— begin Raw records —

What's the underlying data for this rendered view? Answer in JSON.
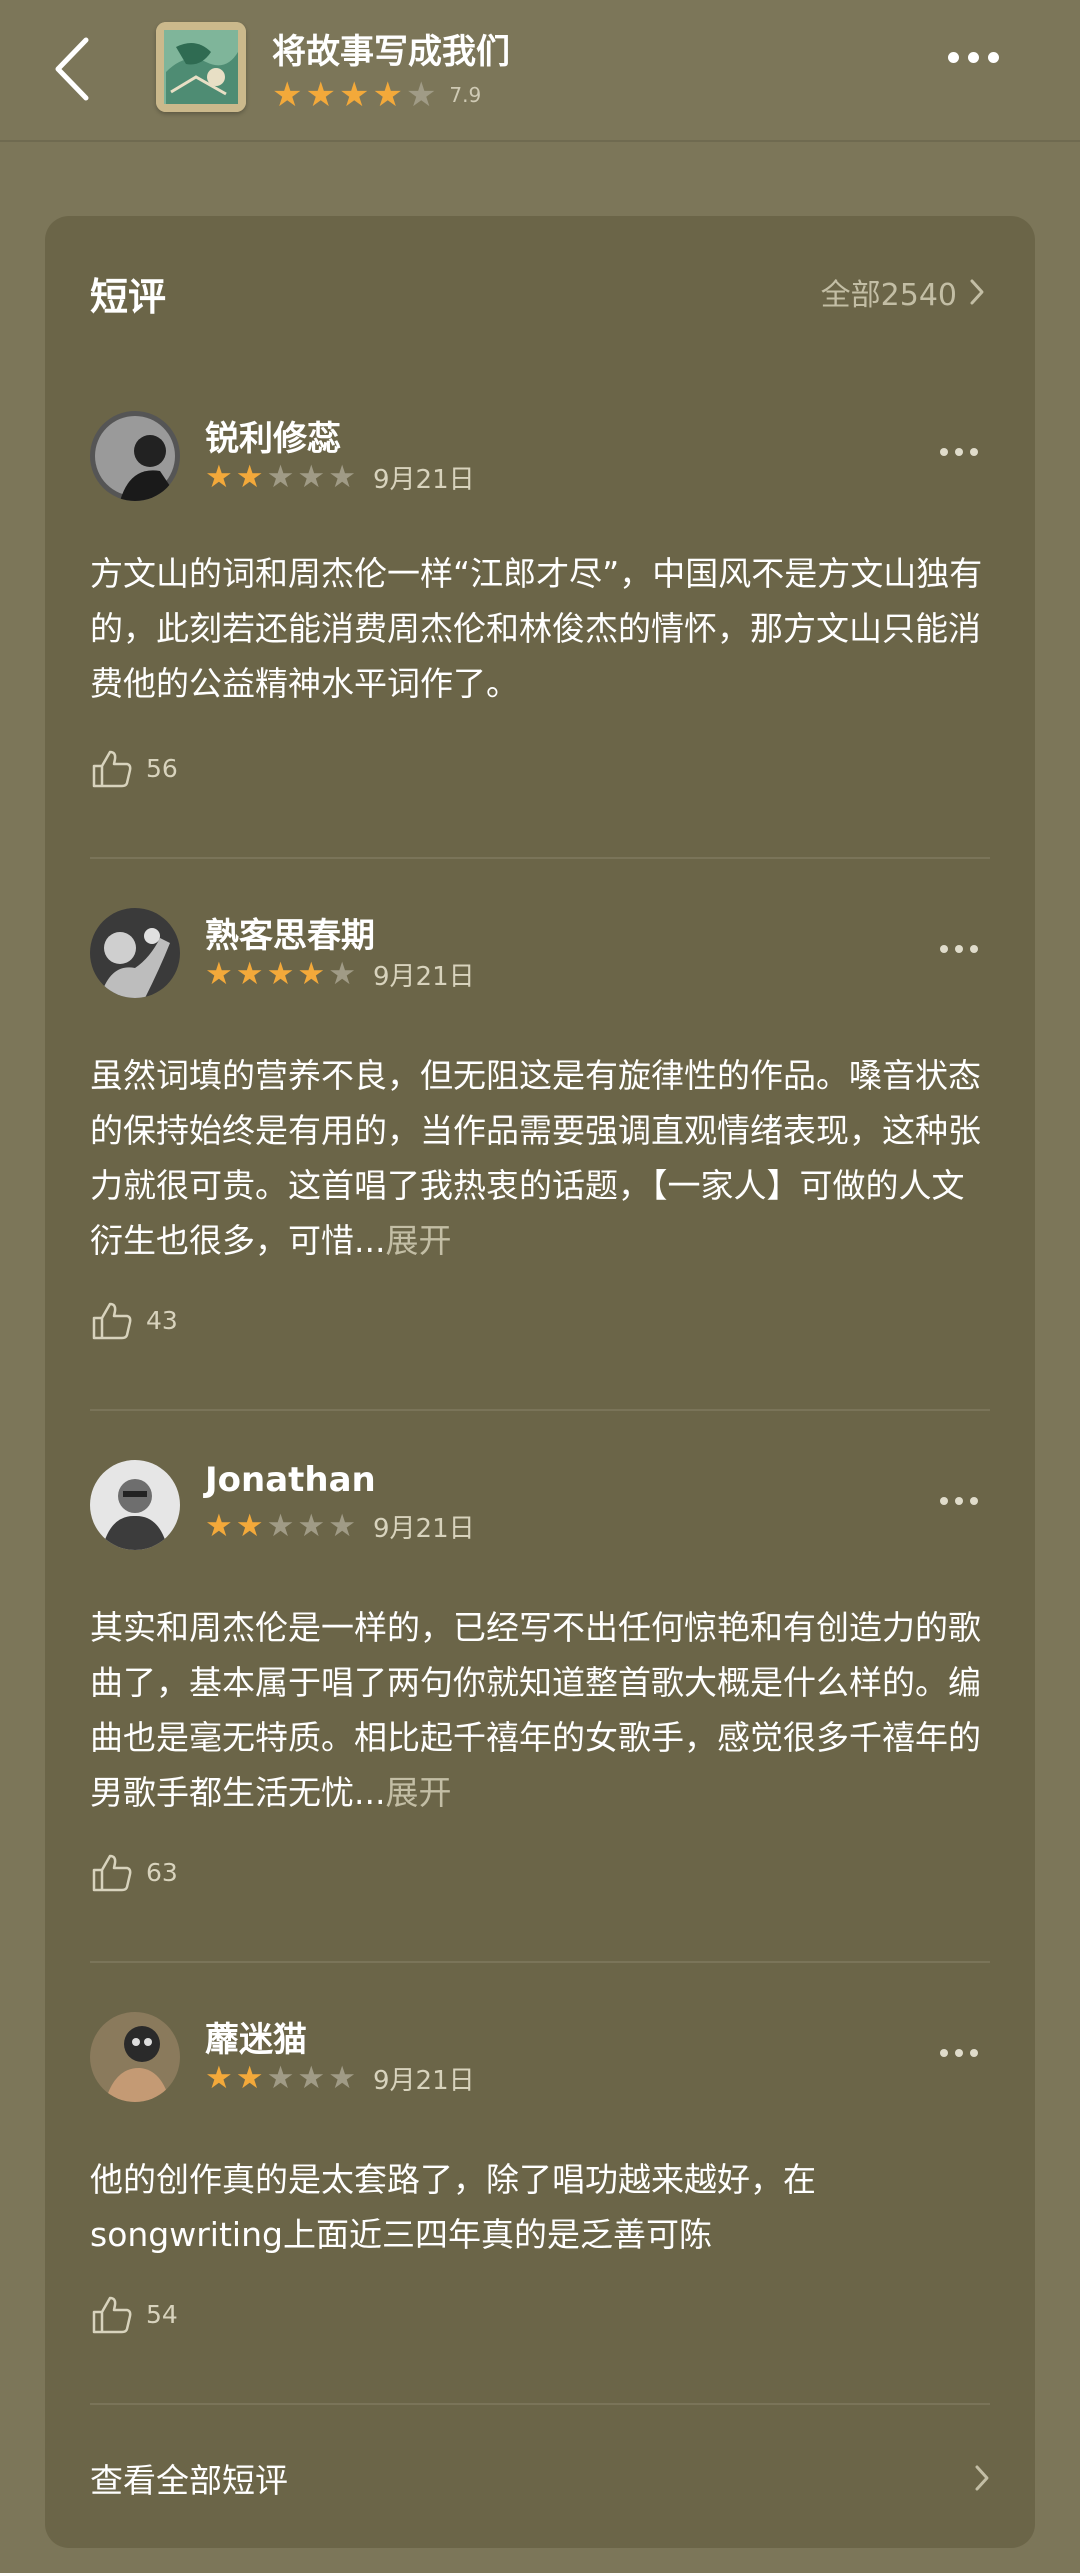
{
  "header": {
    "title": "将故事写成我们",
    "rating": 4,
    "score": "7.9"
  },
  "section": {
    "title": "短评",
    "all_label": "全部2540"
  },
  "reviews": [
    {
      "name": "锐利修蕊",
      "stars": 2,
      "date": "9月21日",
      "text": "方文山的词和周杰伦一样“江郎才尽”，中国风不是方文山独有的，此刻若还能消费周杰伦和林俊杰的情怀，那方文山只能消费他的公益精神水平词作了。",
      "expand": "",
      "likes": "56"
    },
    {
      "name": "熟客思春期",
      "stars": 4,
      "date": "9月21日",
      "text": "虽然词填的营养不良，但无阻这是有旋律性的作品。嗓音状态的保持始终是有用的，当作品需要强调直观情绪表现，这种张力就很可贵。这首唱了我热衷的话题，【一家人】可做的人文衍生也很多，可惜...",
      "expand": "展开",
      "likes": "43"
    },
    {
      "name": "Jonathan",
      "stars": 2,
      "date": "9月21日",
      "text": "其实和周杰伦是一样的，已经写不出任何惊艳和有创造力的歌曲了，基本属于唱了两句你就知道整首歌大概是什么样的。编曲也是毫无特质。相比起千禧年的女歌手，感觉很多千禧年的男歌手都生活无忧...",
      "expand": "展开",
      "likes": "63"
    },
    {
      "name": "蘼迷猫",
      "stars": 2,
      "date": "9月21日",
      "text": "他的创作真的是太套路了，除了唱功越来越好，在songwriting上面近三四年真的是乏善可陈",
      "expand": "",
      "likes": "54"
    }
  ],
  "footer": {
    "label": "查看全部短评"
  },
  "colors": {
    "background": "#7c7659",
    "card": "#6b6548",
    "star_on": "#f3a93a",
    "star_off": "#a09b86"
  }
}
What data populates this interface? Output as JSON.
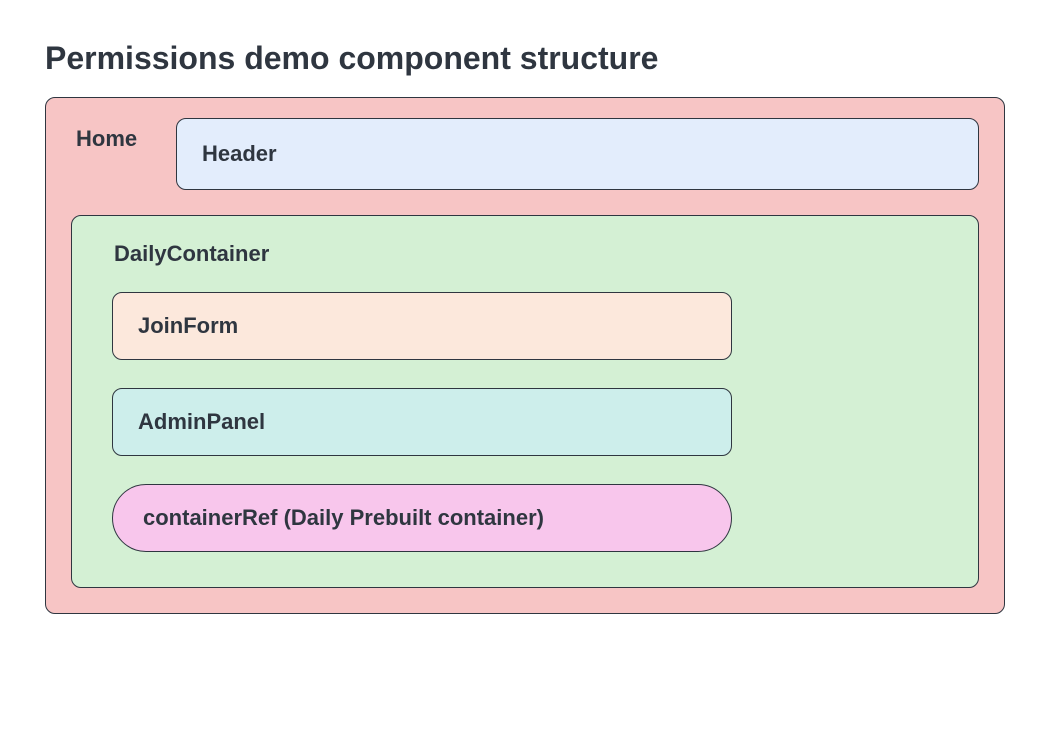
{
  "title": "Permissions demo component structure",
  "home": {
    "label": "Home",
    "header": {
      "label": "Header"
    },
    "dailyContainer": {
      "label": "DailyContainer",
      "joinForm": {
        "label": "JoinForm"
      },
      "adminPanel": {
        "label": "AdminPanel"
      },
      "containerRef": {
        "label": "containerRef (Daily Prebuilt container)"
      }
    }
  }
}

— end Raw records —

Please retype, exactly and with the pictures left out, the lines from the line containing "What data populates" through the last line of the records above.

▶ _Reply_:
What data populates this interface? Output as JSON.
{
  "title": "Permissions demo component structure",
  "home": {
    "label": "Home",
    "header": {
      "label": "Header"
    },
    "dailyContainer": {
      "label": "DailyContainer",
      "joinForm": {
        "label": "JoinForm"
      },
      "adminPanel": {
        "label": "AdminPanel"
      },
      "containerRef": {
        "label": "containerRef (Daily Prebuilt container)"
      }
    }
  }
}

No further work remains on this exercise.